Data records:
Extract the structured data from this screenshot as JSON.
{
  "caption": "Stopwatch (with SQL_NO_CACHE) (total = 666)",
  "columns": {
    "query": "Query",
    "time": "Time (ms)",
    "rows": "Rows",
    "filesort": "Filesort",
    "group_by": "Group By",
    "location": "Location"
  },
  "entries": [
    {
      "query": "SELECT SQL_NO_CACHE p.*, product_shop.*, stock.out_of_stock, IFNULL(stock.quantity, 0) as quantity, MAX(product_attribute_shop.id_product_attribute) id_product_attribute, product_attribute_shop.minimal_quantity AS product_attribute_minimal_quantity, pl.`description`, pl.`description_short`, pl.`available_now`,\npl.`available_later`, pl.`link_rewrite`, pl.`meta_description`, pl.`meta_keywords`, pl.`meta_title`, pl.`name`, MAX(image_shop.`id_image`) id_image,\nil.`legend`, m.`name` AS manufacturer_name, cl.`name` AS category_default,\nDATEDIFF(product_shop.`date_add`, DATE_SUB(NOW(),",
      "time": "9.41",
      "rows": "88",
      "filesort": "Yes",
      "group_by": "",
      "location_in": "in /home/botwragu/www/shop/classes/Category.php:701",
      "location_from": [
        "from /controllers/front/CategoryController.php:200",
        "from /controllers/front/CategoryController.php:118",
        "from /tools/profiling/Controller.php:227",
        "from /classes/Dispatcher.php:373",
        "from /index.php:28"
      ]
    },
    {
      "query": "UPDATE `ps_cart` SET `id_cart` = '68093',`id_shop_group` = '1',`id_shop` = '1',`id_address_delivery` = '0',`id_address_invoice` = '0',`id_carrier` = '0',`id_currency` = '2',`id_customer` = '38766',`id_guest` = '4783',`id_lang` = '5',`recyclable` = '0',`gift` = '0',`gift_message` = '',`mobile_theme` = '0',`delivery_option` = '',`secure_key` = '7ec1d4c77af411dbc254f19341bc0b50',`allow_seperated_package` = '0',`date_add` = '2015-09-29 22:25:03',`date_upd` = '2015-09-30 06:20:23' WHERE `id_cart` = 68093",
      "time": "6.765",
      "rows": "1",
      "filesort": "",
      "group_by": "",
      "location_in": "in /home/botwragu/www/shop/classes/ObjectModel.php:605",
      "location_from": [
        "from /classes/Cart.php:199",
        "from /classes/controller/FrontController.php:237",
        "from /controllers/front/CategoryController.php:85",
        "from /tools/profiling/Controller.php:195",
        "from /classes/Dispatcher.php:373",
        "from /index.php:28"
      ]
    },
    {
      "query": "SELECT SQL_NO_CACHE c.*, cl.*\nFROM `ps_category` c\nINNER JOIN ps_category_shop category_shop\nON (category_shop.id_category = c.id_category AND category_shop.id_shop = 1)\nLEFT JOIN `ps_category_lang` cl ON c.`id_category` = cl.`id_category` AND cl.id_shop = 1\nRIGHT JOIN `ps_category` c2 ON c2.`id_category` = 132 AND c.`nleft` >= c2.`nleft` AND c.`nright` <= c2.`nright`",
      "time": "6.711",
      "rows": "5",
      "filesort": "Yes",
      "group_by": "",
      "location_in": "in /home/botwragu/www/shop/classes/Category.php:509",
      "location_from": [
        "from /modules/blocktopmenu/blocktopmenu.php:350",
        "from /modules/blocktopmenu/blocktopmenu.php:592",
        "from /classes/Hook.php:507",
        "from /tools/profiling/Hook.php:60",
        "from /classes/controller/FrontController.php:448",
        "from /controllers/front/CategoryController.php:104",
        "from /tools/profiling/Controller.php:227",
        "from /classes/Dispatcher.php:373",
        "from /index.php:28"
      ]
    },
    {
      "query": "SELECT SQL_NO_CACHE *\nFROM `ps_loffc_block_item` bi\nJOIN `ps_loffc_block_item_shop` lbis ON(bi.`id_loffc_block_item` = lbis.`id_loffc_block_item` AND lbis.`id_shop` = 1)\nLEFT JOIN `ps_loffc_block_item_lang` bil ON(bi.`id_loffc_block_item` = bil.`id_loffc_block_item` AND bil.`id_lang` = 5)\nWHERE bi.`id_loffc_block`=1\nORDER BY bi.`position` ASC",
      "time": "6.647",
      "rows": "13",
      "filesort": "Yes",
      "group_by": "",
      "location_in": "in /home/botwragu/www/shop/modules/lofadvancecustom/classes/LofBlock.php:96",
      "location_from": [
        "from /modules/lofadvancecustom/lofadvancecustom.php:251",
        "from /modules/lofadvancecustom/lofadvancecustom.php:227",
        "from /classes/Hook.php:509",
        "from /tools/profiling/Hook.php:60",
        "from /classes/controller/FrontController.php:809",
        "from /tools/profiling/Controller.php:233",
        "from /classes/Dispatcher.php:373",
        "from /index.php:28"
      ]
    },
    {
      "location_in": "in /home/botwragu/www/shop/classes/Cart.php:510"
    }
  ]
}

● THE TASK:
Extract each record, keeping it identical to the original.

● EXERCISE RESPONSE:
Extract the structured data from this screenshot as JSON.
{
  "caption": "Stopwatch (with SQL_NO_CACHE) (total = 666)",
  "columns": {
    "query": "Query",
    "time": "Time (ms)",
    "rows": "Rows",
    "filesort": "Filesort",
    "group_by": "Group By",
    "location": "Location"
  },
  "entries": [
    {
      "query": "SELECT SQL_NO_CACHE p.*, product_shop.*, stock.out_of_stock, IFNULL(stock.quantity, 0) as quantity, MAX(product_attribute_shop.id_product_attribute) id_product_attribute, product_attribute_shop.minimal_quantity AS product_attribute_minimal_quantity, pl.`description`, pl.`description_short`, pl.`available_now`,\npl.`available_later`, pl.`link_rewrite`, pl.`meta_description`, pl.`meta_keywords`, pl.`meta_title`, pl.`name`, MAX(image_shop.`id_image`) id_image,\nil.`legend`, m.`name` AS manufacturer_name, cl.`name` AS category_default,\nDATEDIFF(product_shop.`date_add`, DATE_SUB(NOW(),",
      "time": "9.41",
      "rows": "88",
      "filesort": "Yes",
      "group_by": "",
      "location_in": "in /home/botwragu/www/shop/classes/Category.php:701",
      "location_from": [
        "from /controllers/front/CategoryController.php:200",
        "from /controllers/front/CategoryController.php:118",
        "from /tools/profiling/Controller.php:227",
        "from /classes/Dispatcher.php:373",
        "from /index.php:28"
      ]
    },
    {
      "query": "UPDATE `ps_cart` SET `id_cart` = '68093',`id_shop_group` = '1',`id_shop` = '1',`id_address_delivery` = '0',`id_address_invoice` = '0',`id_carrier` = '0',`id_currency` = '2',`id_customer` = '38766',`id_guest` = '4783',`id_lang` = '5',`recyclable` = '0',`gift` = '0',`gift_message` = '',`mobile_theme` = '0',`delivery_option` = '',`secure_key` = '7ec1d4c77af411dbc254f19341bc0b50',`allow_seperated_package` = '0',`date_add` = '2015-09-29 22:25:03',`date_upd` = '2015-09-30 06:20:23' WHERE `id_cart` = 68093",
      "time": "6.765",
      "rows": "1",
      "filesort": "",
      "group_by": "",
      "location_in": "in /home/botwragu/www/shop/classes/ObjectModel.php:605",
      "location_from": [
        "from /classes/Cart.php:199",
        "from /classes/controller/FrontController.php:237",
        "from /controllers/front/CategoryController.php:85",
        "from /tools/profiling/Controller.php:195",
        "from /classes/Dispatcher.php:373",
        "from /index.php:28"
      ]
    },
    {
      "query": "SELECT SQL_NO_CACHE c.*, cl.*\nFROM `ps_category` c\nINNER JOIN ps_category_shop category_shop\nON (category_shop.id_category = c.id_category AND category_shop.id_shop = 1)\nLEFT JOIN `ps_category_lang` cl ON c.`id_category` = cl.`id_category` AND cl.id_shop = 1\nRIGHT JOIN `ps_category` c2 ON c2.`id_category` = 132 AND c.`nleft` >= c2.`nleft` AND c.`nright` <= c2.`nright`",
      "time": "6.711",
      "rows": "5",
      "filesort": "Yes",
      "group_by": "",
      "location_in": "in /home/botwragu/www/shop/classes/Category.php:509",
      "location_from": [
        "from /modules/blocktopmenu/blocktopmenu.php:350",
        "from /modules/blocktopmenu/blocktopmenu.php:592",
        "from /classes/Hook.php:507",
        "from /tools/profiling/Hook.php:60",
        "from /classes/controller/FrontController.php:448",
        "from /controllers/front/CategoryController.php:104",
        "from /tools/profiling/Controller.php:227",
        "from /classes/Dispatcher.php:373",
        "from /index.php:28"
      ]
    },
    {
      "query": "SELECT SQL_NO_CACHE *\nFROM `ps_loffc_block_item` bi\nJOIN `ps_loffc_block_item_shop` lbis ON(bi.`id_loffc_block_item` = lbis.`id_loffc_block_item` AND lbis.`id_shop` = 1)\nLEFT JOIN `ps_loffc_block_item_lang` bil ON(bi.`id_loffc_block_item` = bil.`id_loffc_block_item` AND bil.`id_lang` = 5)\nWHERE bi.`id_loffc_block`=1\nORDER BY bi.`position` ASC",
      "time": "6.647",
      "rows": "13",
      "filesort": "Yes",
      "group_by": "",
      "location_in": "in /home/botwragu/www/shop/modules/lofadvancecustom/classes/LofBlock.php:96",
      "location_from": [
        "from /modules/lofadvancecustom/lofadvancecustom.php:251",
        "from /modules/lofadvancecustom/lofadvancecustom.php:227",
        "from /classes/Hook.php:509",
        "from /tools/profiling/Hook.php:60",
        "from /classes/controller/FrontController.php:809",
        "from /tools/profiling/Controller.php:233",
        "from /classes/Dispatcher.php:373",
        "from /index.php:28"
      ]
    },
    {
      "location_in": "in /home/botwragu/www/shop/classes/Cart.php:510"
    }
  ]
}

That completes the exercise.